WHAT IS REQUIRED -> Filter these entries, keeping only lines that hold the word "Triticale".

TASK MATERIAL ->
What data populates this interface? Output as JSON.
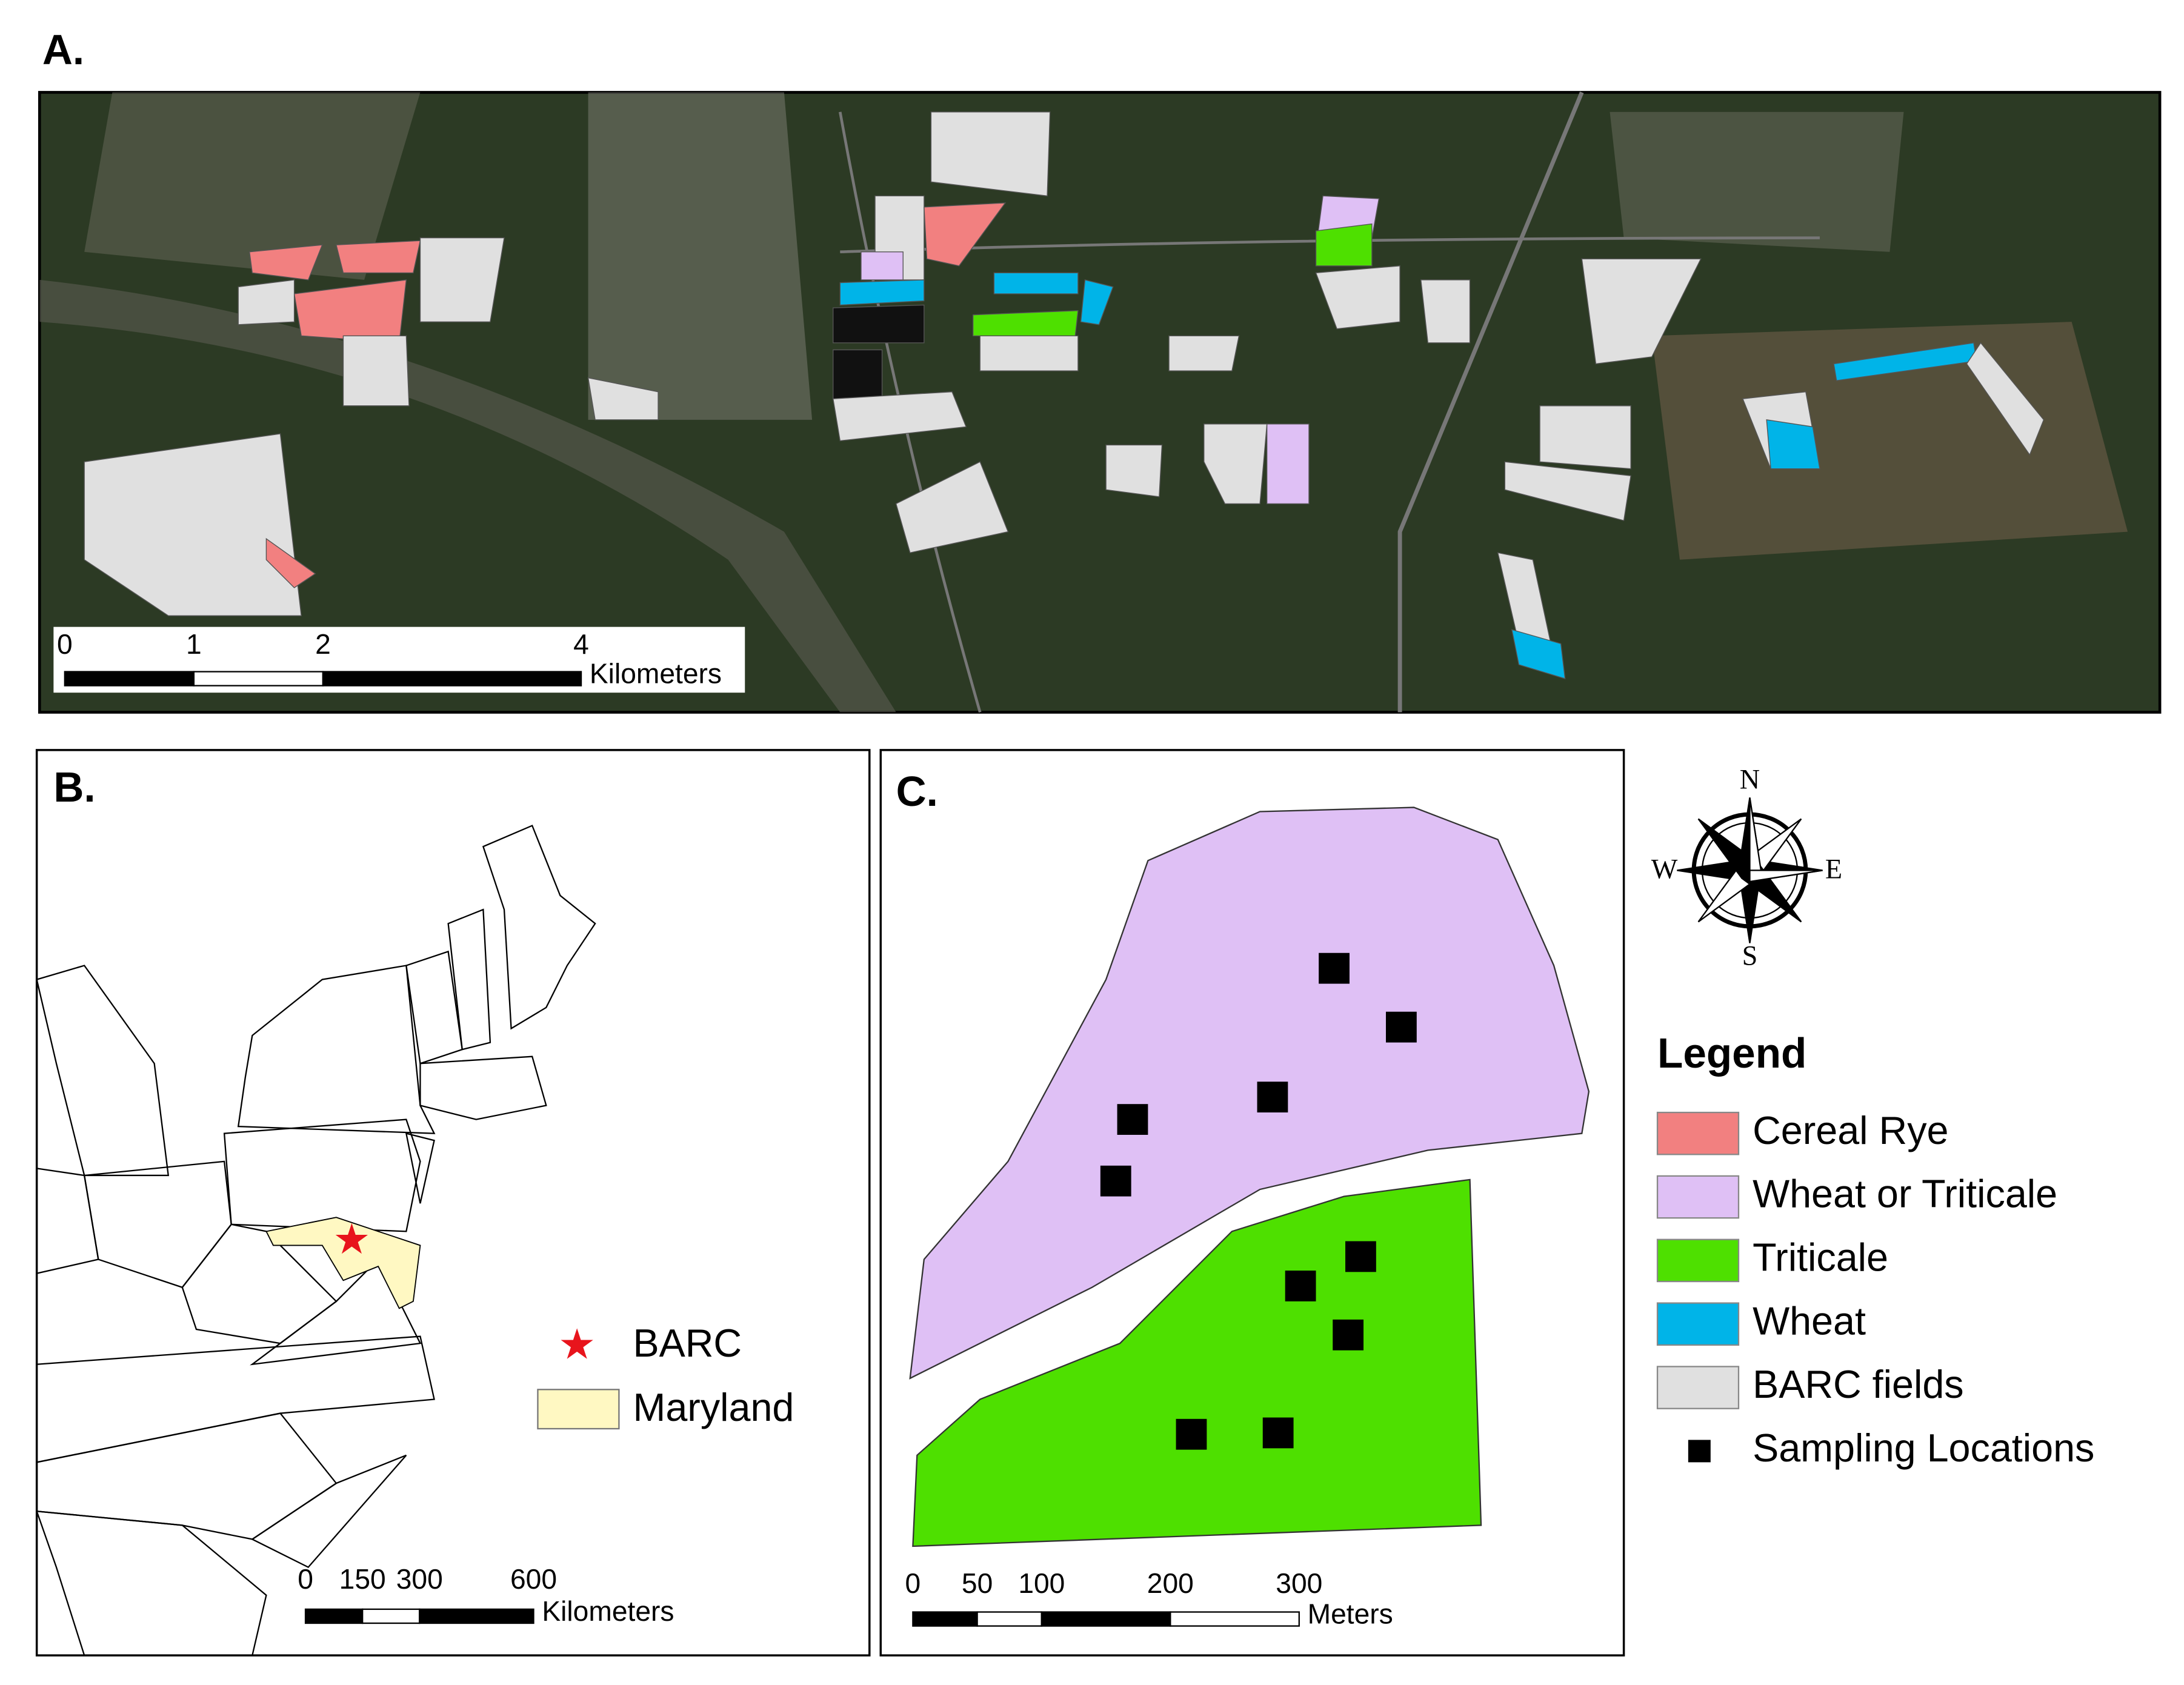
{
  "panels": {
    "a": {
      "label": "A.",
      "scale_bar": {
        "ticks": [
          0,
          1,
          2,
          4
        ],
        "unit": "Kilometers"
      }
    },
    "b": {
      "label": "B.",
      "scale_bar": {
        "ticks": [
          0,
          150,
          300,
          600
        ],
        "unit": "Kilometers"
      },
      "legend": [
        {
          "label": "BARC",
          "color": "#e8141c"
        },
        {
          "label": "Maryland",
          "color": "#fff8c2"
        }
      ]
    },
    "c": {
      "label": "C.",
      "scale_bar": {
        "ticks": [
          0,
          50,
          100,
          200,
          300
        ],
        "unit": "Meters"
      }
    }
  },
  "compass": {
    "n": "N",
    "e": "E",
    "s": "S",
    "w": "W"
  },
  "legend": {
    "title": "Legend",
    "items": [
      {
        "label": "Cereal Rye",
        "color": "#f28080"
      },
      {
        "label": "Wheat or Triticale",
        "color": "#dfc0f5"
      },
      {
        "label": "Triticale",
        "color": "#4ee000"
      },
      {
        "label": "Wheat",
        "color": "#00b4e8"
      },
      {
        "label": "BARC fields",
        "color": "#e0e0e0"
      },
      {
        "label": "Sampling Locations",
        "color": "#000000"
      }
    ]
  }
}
* * *
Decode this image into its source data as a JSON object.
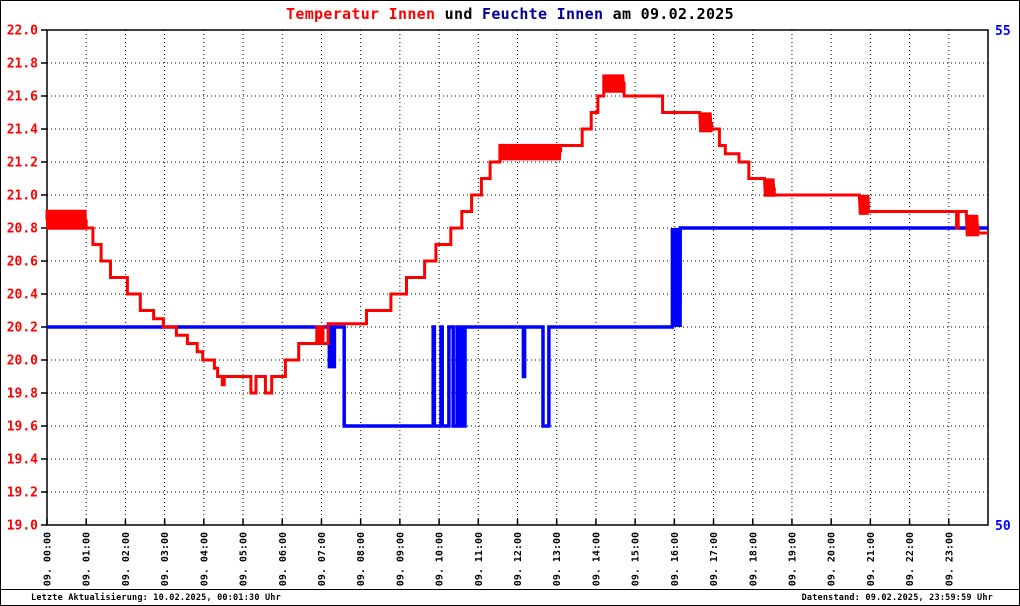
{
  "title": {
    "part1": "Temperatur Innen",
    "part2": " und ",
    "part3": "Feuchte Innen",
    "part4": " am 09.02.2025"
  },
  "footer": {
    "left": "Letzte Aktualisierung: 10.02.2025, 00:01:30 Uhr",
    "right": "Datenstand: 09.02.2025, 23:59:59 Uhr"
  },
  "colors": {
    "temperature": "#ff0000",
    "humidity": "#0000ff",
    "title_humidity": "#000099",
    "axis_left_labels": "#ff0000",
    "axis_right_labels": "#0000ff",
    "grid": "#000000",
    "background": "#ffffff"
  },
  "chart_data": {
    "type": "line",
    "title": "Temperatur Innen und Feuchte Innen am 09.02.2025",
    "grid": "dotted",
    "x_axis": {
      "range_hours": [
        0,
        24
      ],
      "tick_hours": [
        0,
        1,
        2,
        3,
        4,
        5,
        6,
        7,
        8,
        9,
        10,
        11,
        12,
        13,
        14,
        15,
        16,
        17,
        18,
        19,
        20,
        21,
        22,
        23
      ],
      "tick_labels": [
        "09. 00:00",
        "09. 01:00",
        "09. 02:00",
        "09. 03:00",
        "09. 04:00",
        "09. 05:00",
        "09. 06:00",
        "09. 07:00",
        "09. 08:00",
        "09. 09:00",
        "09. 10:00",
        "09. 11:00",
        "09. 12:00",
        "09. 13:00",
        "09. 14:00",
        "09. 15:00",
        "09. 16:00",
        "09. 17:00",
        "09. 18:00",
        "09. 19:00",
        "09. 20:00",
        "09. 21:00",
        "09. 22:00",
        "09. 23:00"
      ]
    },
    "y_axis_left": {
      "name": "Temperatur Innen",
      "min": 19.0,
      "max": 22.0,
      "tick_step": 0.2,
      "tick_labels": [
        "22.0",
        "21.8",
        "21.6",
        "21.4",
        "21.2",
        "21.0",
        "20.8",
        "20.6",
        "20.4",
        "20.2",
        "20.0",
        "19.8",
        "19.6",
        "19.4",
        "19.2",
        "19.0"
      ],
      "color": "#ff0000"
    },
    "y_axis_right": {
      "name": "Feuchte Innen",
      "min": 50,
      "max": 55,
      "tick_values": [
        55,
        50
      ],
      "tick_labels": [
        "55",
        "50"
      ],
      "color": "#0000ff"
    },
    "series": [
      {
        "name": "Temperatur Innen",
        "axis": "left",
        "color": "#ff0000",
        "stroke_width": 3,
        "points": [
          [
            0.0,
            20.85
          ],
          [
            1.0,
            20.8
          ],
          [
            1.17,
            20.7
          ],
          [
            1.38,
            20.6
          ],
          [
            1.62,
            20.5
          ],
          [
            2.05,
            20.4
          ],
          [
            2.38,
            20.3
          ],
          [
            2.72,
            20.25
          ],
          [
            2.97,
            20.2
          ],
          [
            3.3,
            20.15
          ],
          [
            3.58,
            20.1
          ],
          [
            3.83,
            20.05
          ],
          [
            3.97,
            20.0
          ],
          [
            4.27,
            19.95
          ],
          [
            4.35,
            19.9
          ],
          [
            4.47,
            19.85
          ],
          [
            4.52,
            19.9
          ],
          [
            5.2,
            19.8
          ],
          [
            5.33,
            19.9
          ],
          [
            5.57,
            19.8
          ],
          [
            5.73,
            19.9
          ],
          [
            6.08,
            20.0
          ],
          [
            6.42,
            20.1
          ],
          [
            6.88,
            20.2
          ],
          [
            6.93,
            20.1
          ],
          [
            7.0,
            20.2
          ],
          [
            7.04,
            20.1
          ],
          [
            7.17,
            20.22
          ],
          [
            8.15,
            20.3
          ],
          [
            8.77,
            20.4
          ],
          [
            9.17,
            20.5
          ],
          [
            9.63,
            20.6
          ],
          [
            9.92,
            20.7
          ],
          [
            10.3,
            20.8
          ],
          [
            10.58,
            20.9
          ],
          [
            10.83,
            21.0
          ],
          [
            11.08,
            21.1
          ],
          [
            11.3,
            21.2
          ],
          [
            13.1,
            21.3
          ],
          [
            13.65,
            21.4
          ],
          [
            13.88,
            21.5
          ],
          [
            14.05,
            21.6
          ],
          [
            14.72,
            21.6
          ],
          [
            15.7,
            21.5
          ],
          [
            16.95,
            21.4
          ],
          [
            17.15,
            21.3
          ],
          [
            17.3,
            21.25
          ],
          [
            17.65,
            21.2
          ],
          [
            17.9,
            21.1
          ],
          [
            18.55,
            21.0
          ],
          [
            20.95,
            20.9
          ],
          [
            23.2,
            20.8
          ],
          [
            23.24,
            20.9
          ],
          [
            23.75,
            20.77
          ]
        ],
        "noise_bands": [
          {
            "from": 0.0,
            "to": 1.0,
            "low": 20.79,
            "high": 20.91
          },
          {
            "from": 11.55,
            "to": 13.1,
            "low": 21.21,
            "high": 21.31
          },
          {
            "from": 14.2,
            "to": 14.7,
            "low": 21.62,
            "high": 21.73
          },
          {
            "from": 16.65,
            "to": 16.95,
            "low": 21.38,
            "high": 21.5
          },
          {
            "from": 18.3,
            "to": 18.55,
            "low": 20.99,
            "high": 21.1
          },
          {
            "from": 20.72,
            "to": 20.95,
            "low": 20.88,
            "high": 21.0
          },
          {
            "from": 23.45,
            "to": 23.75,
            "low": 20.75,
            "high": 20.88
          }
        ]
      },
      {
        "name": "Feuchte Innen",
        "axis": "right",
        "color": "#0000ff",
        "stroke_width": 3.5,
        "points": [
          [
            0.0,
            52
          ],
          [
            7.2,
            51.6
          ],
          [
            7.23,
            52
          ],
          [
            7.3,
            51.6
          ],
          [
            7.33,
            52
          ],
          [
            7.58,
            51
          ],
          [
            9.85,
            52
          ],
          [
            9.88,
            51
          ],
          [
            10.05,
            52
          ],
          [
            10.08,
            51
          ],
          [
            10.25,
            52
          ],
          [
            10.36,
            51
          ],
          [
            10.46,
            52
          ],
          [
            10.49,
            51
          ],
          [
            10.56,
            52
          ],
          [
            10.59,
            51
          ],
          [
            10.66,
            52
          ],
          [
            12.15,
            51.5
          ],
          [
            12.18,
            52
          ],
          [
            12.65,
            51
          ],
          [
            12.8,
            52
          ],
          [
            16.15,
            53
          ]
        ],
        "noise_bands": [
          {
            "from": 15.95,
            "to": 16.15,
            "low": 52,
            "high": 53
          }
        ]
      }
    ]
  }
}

EXERCISE RESULT ->
        "label": "Wheat or Triticale",
        "label": "Triticale",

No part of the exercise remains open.